#### PROVIDED RECORDS ####
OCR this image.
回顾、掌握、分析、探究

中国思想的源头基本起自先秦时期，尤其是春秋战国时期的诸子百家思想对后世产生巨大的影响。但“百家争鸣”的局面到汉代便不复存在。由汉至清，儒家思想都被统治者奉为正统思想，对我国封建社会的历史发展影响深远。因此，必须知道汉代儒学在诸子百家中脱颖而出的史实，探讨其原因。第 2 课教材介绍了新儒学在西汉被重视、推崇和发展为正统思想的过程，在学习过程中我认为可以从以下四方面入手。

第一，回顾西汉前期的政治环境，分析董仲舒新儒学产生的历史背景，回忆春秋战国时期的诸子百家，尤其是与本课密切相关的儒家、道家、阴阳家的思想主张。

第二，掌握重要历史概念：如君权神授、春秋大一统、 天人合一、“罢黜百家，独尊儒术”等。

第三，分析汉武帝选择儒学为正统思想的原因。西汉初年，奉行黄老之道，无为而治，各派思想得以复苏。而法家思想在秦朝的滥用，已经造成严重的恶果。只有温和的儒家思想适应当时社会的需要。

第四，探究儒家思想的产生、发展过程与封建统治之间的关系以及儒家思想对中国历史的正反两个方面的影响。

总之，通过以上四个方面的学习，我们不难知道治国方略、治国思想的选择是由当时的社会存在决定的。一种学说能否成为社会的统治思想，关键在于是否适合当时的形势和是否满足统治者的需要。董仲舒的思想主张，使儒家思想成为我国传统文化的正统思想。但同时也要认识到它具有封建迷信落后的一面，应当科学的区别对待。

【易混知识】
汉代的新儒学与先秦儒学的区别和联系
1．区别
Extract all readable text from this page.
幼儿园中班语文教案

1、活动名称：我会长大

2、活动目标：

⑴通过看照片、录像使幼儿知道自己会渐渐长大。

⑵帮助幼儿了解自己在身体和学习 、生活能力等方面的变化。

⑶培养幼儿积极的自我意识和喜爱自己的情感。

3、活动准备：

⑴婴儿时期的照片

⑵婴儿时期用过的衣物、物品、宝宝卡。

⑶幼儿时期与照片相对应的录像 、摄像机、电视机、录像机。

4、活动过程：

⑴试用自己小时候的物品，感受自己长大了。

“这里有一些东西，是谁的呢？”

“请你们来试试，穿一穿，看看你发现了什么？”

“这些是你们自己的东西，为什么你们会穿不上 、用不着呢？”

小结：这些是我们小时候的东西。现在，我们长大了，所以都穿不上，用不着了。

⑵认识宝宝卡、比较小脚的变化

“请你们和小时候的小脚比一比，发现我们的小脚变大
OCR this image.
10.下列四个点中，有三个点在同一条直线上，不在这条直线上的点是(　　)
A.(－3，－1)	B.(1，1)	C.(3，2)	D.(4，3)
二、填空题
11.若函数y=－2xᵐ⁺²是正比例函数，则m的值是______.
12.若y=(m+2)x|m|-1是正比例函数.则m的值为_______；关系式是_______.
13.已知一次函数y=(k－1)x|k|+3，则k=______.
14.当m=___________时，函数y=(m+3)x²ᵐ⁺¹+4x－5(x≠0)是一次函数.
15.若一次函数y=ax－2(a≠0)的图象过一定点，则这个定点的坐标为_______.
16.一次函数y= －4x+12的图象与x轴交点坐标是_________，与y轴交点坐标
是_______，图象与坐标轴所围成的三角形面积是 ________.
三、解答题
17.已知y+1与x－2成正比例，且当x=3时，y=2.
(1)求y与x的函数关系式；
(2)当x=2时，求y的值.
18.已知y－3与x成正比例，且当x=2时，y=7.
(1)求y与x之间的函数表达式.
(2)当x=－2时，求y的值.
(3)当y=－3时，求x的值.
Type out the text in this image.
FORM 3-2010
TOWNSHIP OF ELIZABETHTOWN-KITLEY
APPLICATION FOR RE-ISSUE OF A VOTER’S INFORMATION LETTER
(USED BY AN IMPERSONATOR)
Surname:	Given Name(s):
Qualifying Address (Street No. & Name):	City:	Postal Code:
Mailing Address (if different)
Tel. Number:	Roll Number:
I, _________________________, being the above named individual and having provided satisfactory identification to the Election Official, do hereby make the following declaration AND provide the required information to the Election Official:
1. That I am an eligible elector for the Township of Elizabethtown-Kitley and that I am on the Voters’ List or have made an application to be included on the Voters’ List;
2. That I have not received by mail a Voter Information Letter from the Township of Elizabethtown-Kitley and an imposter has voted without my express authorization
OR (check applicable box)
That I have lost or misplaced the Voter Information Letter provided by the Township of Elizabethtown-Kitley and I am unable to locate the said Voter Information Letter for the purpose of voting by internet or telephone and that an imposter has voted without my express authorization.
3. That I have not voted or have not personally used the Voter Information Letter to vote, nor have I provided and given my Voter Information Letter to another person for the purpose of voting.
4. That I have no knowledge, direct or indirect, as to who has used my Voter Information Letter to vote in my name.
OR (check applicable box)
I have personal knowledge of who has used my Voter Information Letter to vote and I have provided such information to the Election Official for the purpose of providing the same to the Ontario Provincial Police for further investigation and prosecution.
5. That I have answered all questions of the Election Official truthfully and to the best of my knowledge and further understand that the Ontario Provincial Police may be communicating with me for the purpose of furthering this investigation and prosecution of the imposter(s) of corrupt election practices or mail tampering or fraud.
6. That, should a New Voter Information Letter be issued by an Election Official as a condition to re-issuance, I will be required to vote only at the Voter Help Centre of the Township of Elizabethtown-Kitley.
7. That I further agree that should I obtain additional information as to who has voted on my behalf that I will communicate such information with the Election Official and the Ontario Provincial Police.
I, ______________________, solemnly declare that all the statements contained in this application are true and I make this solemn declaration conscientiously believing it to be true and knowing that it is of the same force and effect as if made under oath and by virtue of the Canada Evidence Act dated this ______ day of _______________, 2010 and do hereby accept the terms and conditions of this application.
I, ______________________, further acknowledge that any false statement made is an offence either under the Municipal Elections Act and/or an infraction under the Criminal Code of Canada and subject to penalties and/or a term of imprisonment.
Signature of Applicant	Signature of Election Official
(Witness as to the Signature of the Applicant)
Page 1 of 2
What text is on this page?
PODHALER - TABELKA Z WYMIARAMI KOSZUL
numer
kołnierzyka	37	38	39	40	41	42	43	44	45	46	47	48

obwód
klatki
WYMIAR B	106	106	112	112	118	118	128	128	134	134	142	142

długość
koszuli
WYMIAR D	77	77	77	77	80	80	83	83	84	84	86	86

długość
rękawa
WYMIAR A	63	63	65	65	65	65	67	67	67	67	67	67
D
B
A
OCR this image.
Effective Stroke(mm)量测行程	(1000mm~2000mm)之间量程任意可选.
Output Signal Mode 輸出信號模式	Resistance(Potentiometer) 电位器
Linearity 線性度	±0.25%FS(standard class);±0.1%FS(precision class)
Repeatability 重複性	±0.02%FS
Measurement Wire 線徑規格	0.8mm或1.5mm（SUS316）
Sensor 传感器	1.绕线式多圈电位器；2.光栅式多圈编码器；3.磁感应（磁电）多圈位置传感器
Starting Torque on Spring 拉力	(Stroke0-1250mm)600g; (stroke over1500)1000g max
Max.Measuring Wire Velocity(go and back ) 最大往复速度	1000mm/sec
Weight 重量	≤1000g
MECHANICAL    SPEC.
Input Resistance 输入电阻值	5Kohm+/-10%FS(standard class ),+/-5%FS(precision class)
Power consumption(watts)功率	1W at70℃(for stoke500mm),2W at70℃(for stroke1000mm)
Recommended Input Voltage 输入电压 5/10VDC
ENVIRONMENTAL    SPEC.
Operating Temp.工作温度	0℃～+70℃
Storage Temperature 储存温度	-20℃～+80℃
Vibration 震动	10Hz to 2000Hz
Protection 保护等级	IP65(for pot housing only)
####
WHAT TO DO:
From the data, pick out every line that includes "declaration".

EXERCISE RESPONSE:
I, _________________________, being the above named individual and having provided satisfactory identification to the Election Official, do hereby make the following declaration AND provide the required information to the Election Official:
I, ______________________, solemnly declare that all the statements contained in this application are true and I make this solemn declaration conscientiously believing it to be true and knowing that it is of the same force and effect as if made under oath and by virtue of the Canada Evidence Act dated this ______ day of _______________, 2010 and do hereby accept the terms and conditions of this application.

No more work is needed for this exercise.